• What is asked:
Swap "summary-value" for "summary-amount" throughout the entries below, and leave everything else unchanged.

------ Records to use ------

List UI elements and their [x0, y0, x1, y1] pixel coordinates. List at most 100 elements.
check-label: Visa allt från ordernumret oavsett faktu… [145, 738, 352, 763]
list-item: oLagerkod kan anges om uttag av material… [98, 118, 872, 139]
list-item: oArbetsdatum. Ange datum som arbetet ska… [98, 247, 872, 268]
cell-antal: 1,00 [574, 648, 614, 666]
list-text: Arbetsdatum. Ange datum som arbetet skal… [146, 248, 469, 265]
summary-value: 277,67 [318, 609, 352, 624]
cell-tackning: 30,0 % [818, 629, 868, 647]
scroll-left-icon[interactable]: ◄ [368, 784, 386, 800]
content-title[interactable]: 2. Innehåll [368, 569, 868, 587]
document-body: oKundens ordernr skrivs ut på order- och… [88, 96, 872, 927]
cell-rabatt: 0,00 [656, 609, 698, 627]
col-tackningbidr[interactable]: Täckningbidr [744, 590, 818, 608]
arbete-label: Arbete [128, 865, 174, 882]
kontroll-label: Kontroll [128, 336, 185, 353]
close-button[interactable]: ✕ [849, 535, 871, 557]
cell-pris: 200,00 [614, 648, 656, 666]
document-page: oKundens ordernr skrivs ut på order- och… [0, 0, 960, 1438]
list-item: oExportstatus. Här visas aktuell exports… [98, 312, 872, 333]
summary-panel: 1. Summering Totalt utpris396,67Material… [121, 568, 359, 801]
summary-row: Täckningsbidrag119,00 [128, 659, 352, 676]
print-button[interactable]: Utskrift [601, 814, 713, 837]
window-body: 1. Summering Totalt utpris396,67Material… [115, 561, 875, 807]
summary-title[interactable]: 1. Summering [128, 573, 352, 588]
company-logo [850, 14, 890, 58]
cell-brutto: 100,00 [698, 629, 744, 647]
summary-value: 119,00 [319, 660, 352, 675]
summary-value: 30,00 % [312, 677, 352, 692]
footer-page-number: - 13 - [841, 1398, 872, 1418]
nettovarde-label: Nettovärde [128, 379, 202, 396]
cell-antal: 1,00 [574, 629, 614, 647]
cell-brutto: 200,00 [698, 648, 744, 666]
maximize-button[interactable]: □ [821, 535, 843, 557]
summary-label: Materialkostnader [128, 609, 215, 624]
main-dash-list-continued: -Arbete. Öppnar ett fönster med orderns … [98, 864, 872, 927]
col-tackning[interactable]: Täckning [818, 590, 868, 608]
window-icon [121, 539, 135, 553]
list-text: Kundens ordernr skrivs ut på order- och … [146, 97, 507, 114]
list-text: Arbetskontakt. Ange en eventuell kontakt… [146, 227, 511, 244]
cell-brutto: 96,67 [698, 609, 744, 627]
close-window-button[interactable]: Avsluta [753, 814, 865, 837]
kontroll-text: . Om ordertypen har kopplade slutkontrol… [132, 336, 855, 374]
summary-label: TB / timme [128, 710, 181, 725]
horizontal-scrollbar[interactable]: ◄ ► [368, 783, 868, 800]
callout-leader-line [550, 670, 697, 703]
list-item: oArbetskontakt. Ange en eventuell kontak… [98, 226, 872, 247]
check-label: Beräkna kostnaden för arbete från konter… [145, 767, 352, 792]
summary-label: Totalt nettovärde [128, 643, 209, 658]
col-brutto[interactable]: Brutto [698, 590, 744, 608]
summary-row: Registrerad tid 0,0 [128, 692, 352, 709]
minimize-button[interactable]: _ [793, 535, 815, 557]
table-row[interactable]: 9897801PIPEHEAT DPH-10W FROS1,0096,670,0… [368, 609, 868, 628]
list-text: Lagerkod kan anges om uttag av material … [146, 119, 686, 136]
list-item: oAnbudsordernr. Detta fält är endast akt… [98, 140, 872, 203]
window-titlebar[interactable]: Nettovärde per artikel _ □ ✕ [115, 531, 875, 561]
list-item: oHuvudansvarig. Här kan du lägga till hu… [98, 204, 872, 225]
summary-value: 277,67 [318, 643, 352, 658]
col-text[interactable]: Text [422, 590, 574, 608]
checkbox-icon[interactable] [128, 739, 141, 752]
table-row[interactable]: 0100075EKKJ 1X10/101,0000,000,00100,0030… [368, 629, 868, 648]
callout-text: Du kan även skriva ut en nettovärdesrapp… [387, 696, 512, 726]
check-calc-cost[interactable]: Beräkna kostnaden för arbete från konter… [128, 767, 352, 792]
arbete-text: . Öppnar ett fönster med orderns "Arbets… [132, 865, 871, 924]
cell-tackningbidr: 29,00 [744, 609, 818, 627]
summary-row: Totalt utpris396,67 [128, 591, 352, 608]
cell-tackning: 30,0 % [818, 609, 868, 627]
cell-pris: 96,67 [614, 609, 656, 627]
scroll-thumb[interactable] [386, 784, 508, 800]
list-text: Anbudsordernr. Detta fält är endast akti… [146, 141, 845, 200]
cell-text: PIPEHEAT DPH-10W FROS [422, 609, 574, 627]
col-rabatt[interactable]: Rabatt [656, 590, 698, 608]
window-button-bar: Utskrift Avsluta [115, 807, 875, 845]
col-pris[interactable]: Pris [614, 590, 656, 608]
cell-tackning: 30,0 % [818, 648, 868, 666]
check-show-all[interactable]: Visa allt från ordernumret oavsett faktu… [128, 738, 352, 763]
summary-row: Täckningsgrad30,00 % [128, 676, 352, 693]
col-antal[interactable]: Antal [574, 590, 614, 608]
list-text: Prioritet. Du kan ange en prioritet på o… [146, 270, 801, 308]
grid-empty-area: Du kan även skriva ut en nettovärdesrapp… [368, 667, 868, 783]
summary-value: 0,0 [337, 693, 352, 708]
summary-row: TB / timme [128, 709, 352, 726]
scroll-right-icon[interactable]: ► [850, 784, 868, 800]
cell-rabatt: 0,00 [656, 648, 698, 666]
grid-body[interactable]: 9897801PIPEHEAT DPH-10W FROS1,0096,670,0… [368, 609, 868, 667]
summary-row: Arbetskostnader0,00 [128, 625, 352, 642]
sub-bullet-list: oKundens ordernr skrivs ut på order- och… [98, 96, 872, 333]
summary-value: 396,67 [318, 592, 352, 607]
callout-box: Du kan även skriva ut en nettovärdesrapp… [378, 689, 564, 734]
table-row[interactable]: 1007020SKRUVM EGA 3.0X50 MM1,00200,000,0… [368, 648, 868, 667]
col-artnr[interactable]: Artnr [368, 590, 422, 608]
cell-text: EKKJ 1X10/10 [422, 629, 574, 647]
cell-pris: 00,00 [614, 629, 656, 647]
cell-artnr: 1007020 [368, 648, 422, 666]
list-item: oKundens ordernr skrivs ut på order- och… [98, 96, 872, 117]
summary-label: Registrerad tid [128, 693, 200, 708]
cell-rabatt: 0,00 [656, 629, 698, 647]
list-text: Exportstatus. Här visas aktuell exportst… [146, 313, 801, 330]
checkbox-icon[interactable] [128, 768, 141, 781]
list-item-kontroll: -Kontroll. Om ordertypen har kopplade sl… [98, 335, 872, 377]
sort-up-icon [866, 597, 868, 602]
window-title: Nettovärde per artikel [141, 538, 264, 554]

------

• Solution to this task:
List UI elements and their [x0, y0, x1, y1] pixel coordinates. List at most 100 elements.
check-label: Visa allt från ordernumret oavsett faktu… [145, 738, 352, 763]
list-item: oLagerkod kan anges om uttag av material… [98, 118, 872, 139]
list-item: oArbetsdatum. Ange datum som arbetet ska… [98, 247, 872, 268]
cell-antal: 1,00 [574, 648, 614, 666]
list-text: Arbetsdatum. Ange datum som arbetet skal… [146, 248, 469, 265]
summary-amount: 277,67 [318, 609, 352, 624]
cell-tackning: 30,0 % [818, 629, 868, 647]
scroll-left-icon[interactable]: ◄ [368, 784, 386, 800]
content-title[interactable]: 2. Innehåll [368, 569, 868, 587]
document-body: oKundens ordernr skrivs ut på order- och… [88, 96, 872, 927]
cell-rabatt: 0,00 [656, 609, 698, 627]
col-tackningbidr[interactable]: Täckningbidr [744, 590, 818, 608]
arbete-label: Arbete [128, 865, 174, 882]
kontroll-label: Kontroll [128, 336, 185, 353]
close-button[interactable]: ✕ [849, 535, 871, 557]
cell-pris: 200,00 [614, 648, 656, 666]
document-page: oKundens ordernr skrivs ut på order- och… [0, 0, 960, 1438]
list-item: oExportstatus. Här visas aktuell exports… [98, 312, 872, 333]
summary-panel: 1. Summering Totalt utpris396,67Material… [121, 568, 359, 801]
summary-row: Täckningsbidrag119,00 [128, 659, 352, 676]
print-button[interactable]: Utskrift [601, 814, 713, 837]
window-body: 1. Summering Totalt utpris396,67Material… [115, 561, 875, 807]
summary-title[interactable]: 1. Summering [128, 573, 352, 588]
company-logo [850, 14, 890, 58]
cell-brutto: 100,00 [698, 629, 744, 647]
summary-amount: 119,00 [319, 660, 352, 675]
summary-amount: 30,00 % [312, 677, 352, 692]
footer-page-number: - 13 - [841, 1398, 872, 1418]
nettovarde-label: Nettovärde [128, 379, 202, 396]
cell-antal: 1,00 [574, 629, 614, 647]
cell-brutto: 200,00 [698, 648, 744, 666]
maximize-button[interactable]: □ [821, 535, 843, 557]
summary-label: Materialkostnader [128, 609, 215, 624]
main-dash-list-continued: -Arbete. Öppnar ett fönster med orderns … [98, 864, 872, 927]
col-tackning[interactable]: Täckning [818, 590, 868, 608]
window-icon [121, 539, 135, 553]
list-text: Kundens ordernr skrivs ut på order- och … [146, 97, 507, 114]
list-text: Arbetskontakt. Ange en eventuell kontakt… [146, 227, 511, 244]
cell-brutto: 96,67 [698, 609, 744, 627]
close-window-button[interactable]: Avsluta [753, 814, 865, 837]
kontroll-text: . Om ordertypen har kopplade slutkontrol… [132, 336, 855, 374]
summary-label: TB / timme [128, 710, 181, 725]
horizontal-scrollbar[interactable]: ◄ ► [368, 783, 868, 800]
callout-leader-line [550, 670, 697, 703]
list-item: oArbetskontakt. Ange en eventuell kontak… [98, 226, 872, 247]
check-label: Beräkna kostnaden för arbete från konter… [145, 767, 352, 792]
summary-label: Totalt nettovärde [128, 643, 209, 658]
col-brutto[interactable]: Brutto [698, 590, 744, 608]
summary-row: Registrerad tid 0,0 [128, 692, 352, 709]
minimize-button[interactable]: _ [793, 535, 815, 557]
table-row[interactable]: 9897801PIPEHEAT DPH-10W FROS1,0096,670,0… [368, 609, 868, 628]
list-text: Lagerkod kan anges om uttag av material … [146, 119, 686, 136]
list-item: oAnbudsordernr. Detta fält är endast akt… [98, 140, 872, 203]
window-titlebar[interactable]: Nettovärde per artikel _ □ ✕ [115, 531, 875, 561]
list-item: oHuvudansvarig. Här kan du lägga till hu… [98, 204, 872, 225]
summary-amount: 277,67 [318, 643, 352, 658]
col-text[interactable]: Text [422, 590, 574, 608]
checkbox-icon[interactable] [128, 739, 141, 752]
table-row[interactable]: 0100075EKKJ 1X10/101,0000,000,00100,0030… [368, 629, 868, 648]
callout-text: Du kan även skriva ut en nettovärdesrapp… [387, 696, 512, 726]
check-calc-cost[interactable]: Beräkna kostnaden för arbete från konter… [128, 767, 352, 792]
arbete-text: . Öppnar ett fönster med orderns "Arbets… [132, 865, 871, 924]
cell-tackningbidr: 29,00 [744, 609, 818, 627]
summary-row: Totalt utpris396,67 [128, 591, 352, 608]
cell-tackning: 30,0 % [818, 609, 868, 627]
cell-pris: 96,67 [614, 609, 656, 627]
scroll-thumb[interactable] [386, 784, 508, 800]
list-text: Anbudsordernr. Detta fält är endast akti… [146, 141, 845, 200]
cell-text: PIPEHEAT DPH-10W FROS [422, 609, 574, 627]
col-rabatt[interactable]: Rabatt [656, 590, 698, 608]
window-button-bar: Utskrift Avsluta [115, 807, 875, 845]
col-pris[interactable]: Pris [614, 590, 656, 608]
cell-tackning: 30,0 % [818, 648, 868, 666]
check-show-all[interactable]: Visa allt från ordernumret oavsett faktu… [128, 738, 352, 763]
summary-row: Täckningsgrad30,00 % [128, 676, 352, 693]
col-antal[interactable]: Antal [574, 590, 614, 608]
list-text: Prioritet. Du kan ange en prioritet på o… [146, 270, 801, 308]
grid-empty-area: Du kan även skriva ut en nettovärdesrapp… [368, 667, 868, 783]
summary-amount: 0,0 [337, 693, 352, 708]
summary-row: TB / timme [128, 709, 352, 726]
scroll-right-icon[interactable]: ► [850, 784, 868, 800]
cell-rabatt: 0,00 [656, 648, 698, 666]
grid-body[interactable]: 9897801PIPEHEAT DPH-10W FROS1,0096,670,0… [368, 609, 868, 667]
summary-row: Arbetskostnader0,00 [128, 625, 352, 642]
sub-bullet-list: oKundens ordernr skrivs ut på order- och… [98, 96, 872, 333]
summary-amount: 396,67 [318, 592, 352, 607]
callout-box: Du kan även skriva ut en nettovärdesrapp… [378, 689, 564, 734]
table-row[interactable]: 1007020SKRUVM EGA 3.0X50 MM1,00200,000,0… [368, 648, 868, 667]
col-artnr[interactable]: Artnr [368, 590, 422, 608]
cell-text: EKKJ 1X10/10 [422, 629, 574, 647]
cell-pris: 00,00 [614, 629, 656, 647]
cell-artnr: 1007020 [368, 648, 422, 666]
list-item: oKundens ordernr skrivs ut på order- och… [98, 96, 872, 117]
summary-label: Registrerad tid [128, 693, 200, 708]
cell-rabatt: 0,00 [656, 629, 698, 647]
list-text: Exportstatus. Här visas aktuell exportst… [146, 313, 801, 330]
checkbox-icon[interactable] [128, 768, 141, 781]
list-item-kontroll: -Kontroll. Om ordertypen har kopplade sl… [98, 335, 872, 377]
sort-up-icon [866, 597, 868, 602]
window-title: Nettovärde per artikel [141, 538, 264, 554]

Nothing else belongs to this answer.